● ASSIGNMENT: Nothing but a number should be given: the count of lines in the listing that include "FLUX".

● DATASET RECORDS:
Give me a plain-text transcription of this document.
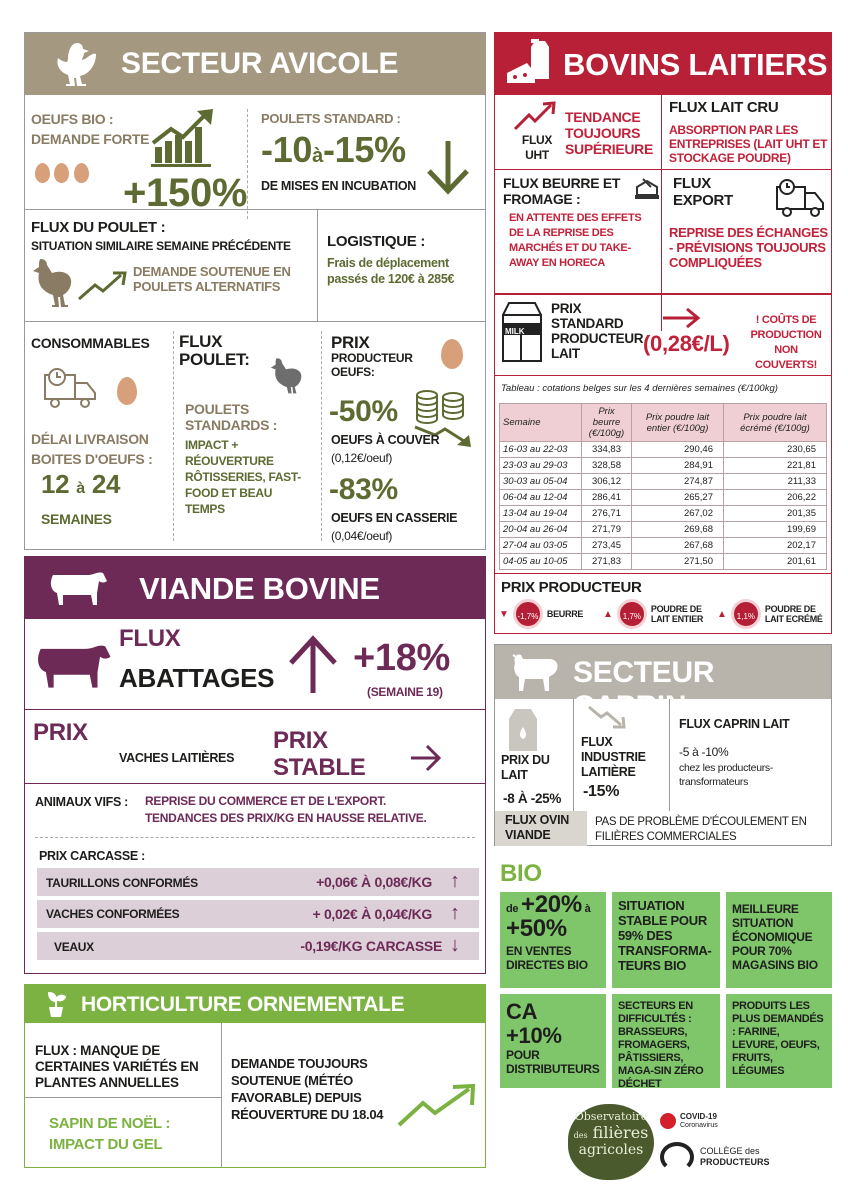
SECTEUR AVICOLE
OEUFS BIO :
DEMANDE FORTE

+150%
POULETS STANDARD :
-10à-15%
DE MISES EN INCUBATION
FLUX DU POULET :
SITUATION SIMILAIRE SEMAINE PRÉCÉDENTE
DEMANDE SOUTENUE EN POULETS ALTERNATIFS
LOGISTIQUE :
Frais de déplacement passés de 120€ à 285€
CONSOMMABLES
DÉLAI LIVRAISON BOITES D'OEUFS :
12 à 24
SEMAINES
FLUX POULET:
POULETS STANDARDS :
IMPACT + RÉOUVERTURE RÔTISSERIES, FAST-FOOD ET BEAU TEMPS
PRIX
PRODUCTEUR OEUFS:
-50%
OEUFS À COUVER
(0,12€/oeuf)
-83%
OEUFS EN CASSERIE
(0,04€/oeuf)
BOVINS LAITIERS
FLUX UHT
TENDANCE TOUJOURS SUPÉRIEURE
FLUX LAIT CRU
ABSORPTION PAR LES ENTREPRISES (LAIT UHT ET STOCKAGE POUDRE)
FLUX BEURRE ET FROMAGE :
EN ATTENTE DES EFFETS DE LA REPRISE DES MARCHÉS ET DU TAKE-AWAY EN HORECA
FLUX EXPORT
REPRISE DES ÉCHANGES - PRÉVISIONS TOUJOURS COMPLIQUÉES
MILK
PRIX STANDARD PRODUCTEUR LAIT	(0,28€/L)
! COÛTS DE PRODUCTION NON COUVERTS!
Tableau : cotations belges sur les 4 dernières semaines (€/100kg)
Semaine	Prix beurre (€/100g)	Prix poudre lait entier (€/100g)	Prix poudre lait écrémé (€/100g)
16-03 au 22-03	334,83	290,46	230,65
23-03 au 29-03	328,58	284,91	221,81
30-03 au 05-04	306,12	274,87	211,33
06-04 au 12-04	286,41	265,27	206,22
13-04 au 19-04	276,71	267,02	201,35
20-04 au 26-04	271,79	269,68	199,69
27-04 au 03-05	273,45	267,68	202,17
04-05 au 10-05	271,83	271,50	201,61
PRIX PRODUCTEUR
▼	-1,7% BEURRE ▲	1,7%
POUDRE DE LAIT ENTIER	▲	1,1%
POUDRE DE LAIT ECRÉMÉ
VIANDE BOVINE
FLUX
ABATTAGES +18%
(SEMAINE 19)
PRIX
VACHES LAITIÈRES
PRIX STABLE
ANIMAUX VIFS : REPRISE DU COMMERCE ET DE L'EXPORT. TENDANCES DES PRIX/KG EN HAUSSE RELATIVE.
PRIX CARCASSE :
TAURILLONS CONFORMÉS	+0,06€ À 0,08€/KG ↑
VACHES CONFORMÉES	+ 0,02€ À 0,04€/KG ↑
VEAUX	-0,19€/KG CARCASSE ↓
SECTEUR CAPRIN
PRIX DU LAIT
-8 À -25%
FLUX INDUSTRIE LAITIÈRE
-15%
FLUX CAPRIN LAIT
-5 à -10%
chez les producteurs-transformateurs
FLUX OVIN VIANDE
PAS DE PROBLÈME D'ÉCOULEMENT EN FILIÈRES COMMERCIALES
BIO
de +20% à
+50%
EN VENTES DIRECTES BIO
SITUATION STABLE POUR 59% DES TRANSFORMA-TEURS BIO
MEILLEURE SITUATION ÉCONOMIQUE POUR 70% MAGASINS BIO
CA
+10%
POUR DISTRIBUTEURS
SECTEURS EN DIFFICULTÉS : BRASSEURS, FROMAGERS, PÂTISSIERS, MAGA-SIN ZÉRO DÉCHET
PRODUITS LES PLUS DEMANDÉS : FARINE, LEVURE, OEUFS, FRUITS, LÉGUMES
HORTICULTURE ORNEMENTALE
FLUX : MANQUE DE CERTAINES VARIÉTÉS EN PLANTES ANNUELLES
SAPIN DE NOËL : IMPACT DU GEL
DEMANDE TOUJOURS SOUTENUE (MÉTÉO FAVORABLE) DEPUIS RÉOUVERTURE DU 18.04	Observatoire
des filières
agricoles
COVID-19
Coronavirus
COLLÈGE des
PRODUCTEURS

● ANSWER SPACE: 11